<<<<
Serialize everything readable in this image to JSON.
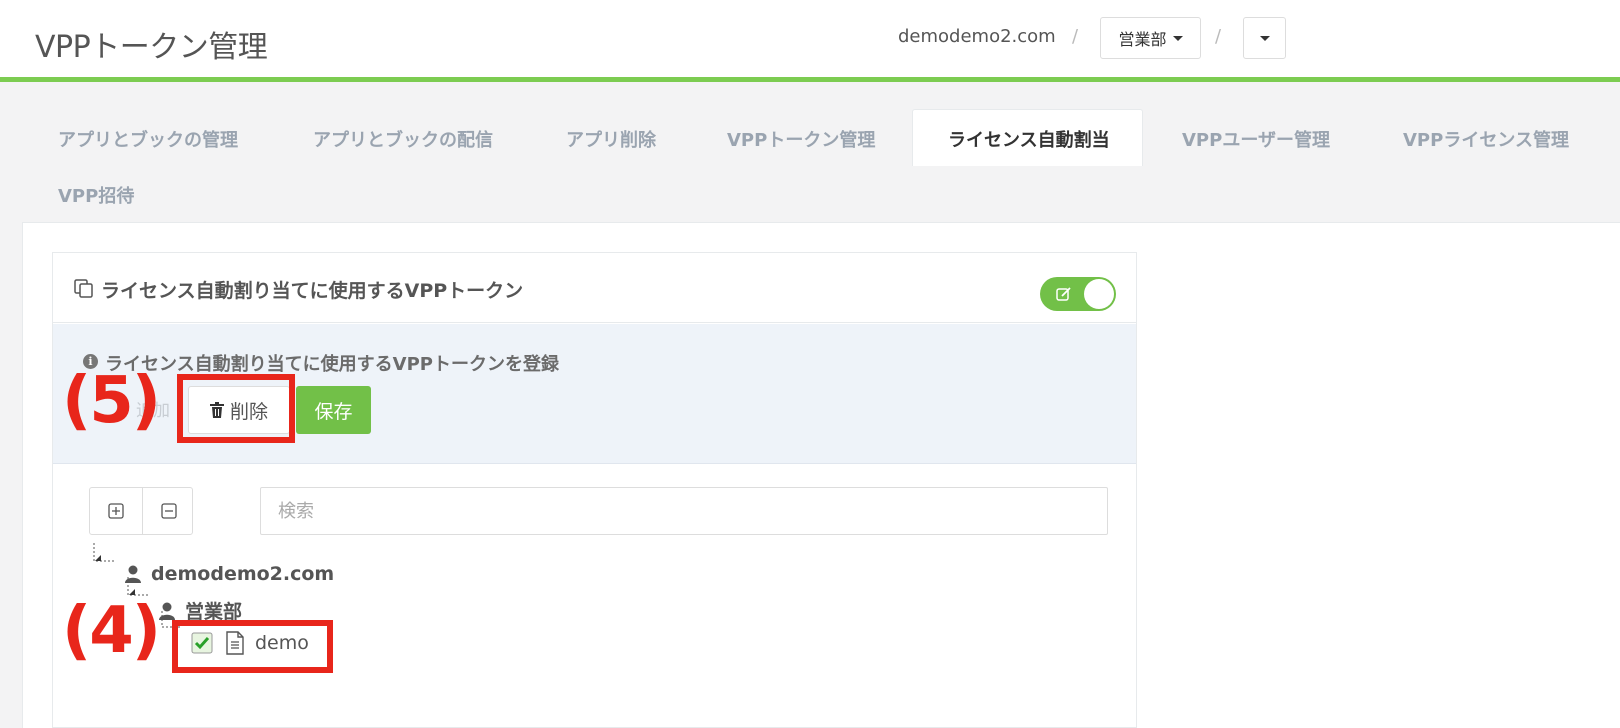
{
  "header": {
    "title": "VPPトークン管理",
    "breadcrumb_domain": "demodemo2.com",
    "separator": "/",
    "dept_dropdown_label": "営業部",
    "accent_color": "#7ccc51"
  },
  "tabs": [
    {
      "label": "アプリとブックの管理"
    },
    {
      "label": "アプリとブックの配信"
    },
    {
      "label": "アプリ削除"
    },
    {
      "label": "VPPトークン管理"
    },
    {
      "label": "ライセンス自動割当",
      "active": true
    },
    {
      "label": "VPPユーザー管理"
    },
    {
      "label": "VPPライセンス管理"
    },
    {
      "label": "VPP招待"
    }
  ],
  "panel": {
    "title": "ライセンス自動割り当てに使用するVPPトークン",
    "toggle_state": "on",
    "info_text": "ライセンス自動割り当てに使用するVPPトークンを登録",
    "partially_hidden_button": "追加",
    "delete_label": "削除",
    "save_label": "保存",
    "search_placeholder": "検索"
  },
  "tree": {
    "root": {
      "label": "demodemo2.com",
      "icon": "user-icon"
    },
    "child": {
      "label": "営業部",
      "icon": "user-icon"
    },
    "leaf": {
      "label": "demo",
      "icon": "file-icon",
      "checked": true
    }
  },
  "annotations": {
    "five": "(5)",
    "four": "(4)",
    "color": "#e8261b"
  }
}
>>>>
--- Exercise ---
Leave out every picture and copy the rest of the records exactly.

--- Exercise response ---
Serialize everything readable in this image to JSON.
{
  "header": {
    "title": "VPPトークン管理",
    "breadcrumb_domain": "demodemo2.com",
    "separator": "/",
    "dept_dropdown_label": "営業部",
    "accent_color": "#7ccc51"
  },
  "tabs": [
    {
      "label": "アプリとブックの管理"
    },
    {
      "label": "アプリとブックの配信"
    },
    {
      "label": "アプリ削除"
    },
    {
      "label": "VPPトークン管理"
    },
    {
      "label": "ライセンス自動割当",
      "active": true
    },
    {
      "label": "VPPユーザー管理"
    },
    {
      "label": "VPPライセンス管理"
    },
    {
      "label": "VPP招待"
    }
  ],
  "panel": {
    "title": "ライセンス自動割り当てに使用するVPPトークン",
    "toggle_state": "on",
    "info_text": "ライセンス自動割り当てに使用するVPPトークンを登録",
    "partially_hidden_button": "追加",
    "delete_label": "削除",
    "save_label": "保存",
    "search_placeholder": "検索"
  },
  "tree": {
    "root": {
      "label": "demodemo2.com",
      "icon": "user-icon"
    },
    "child": {
      "label": "営業部",
      "icon": "user-icon"
    },
    "leaf": {
      "label": "demo",
      "icon": "file-icon",
      "checked": true
    }
  },
  "annotations": {
    "five": "(5)",
    "four": "(4)",
    "color": "#e8261b"
  }
}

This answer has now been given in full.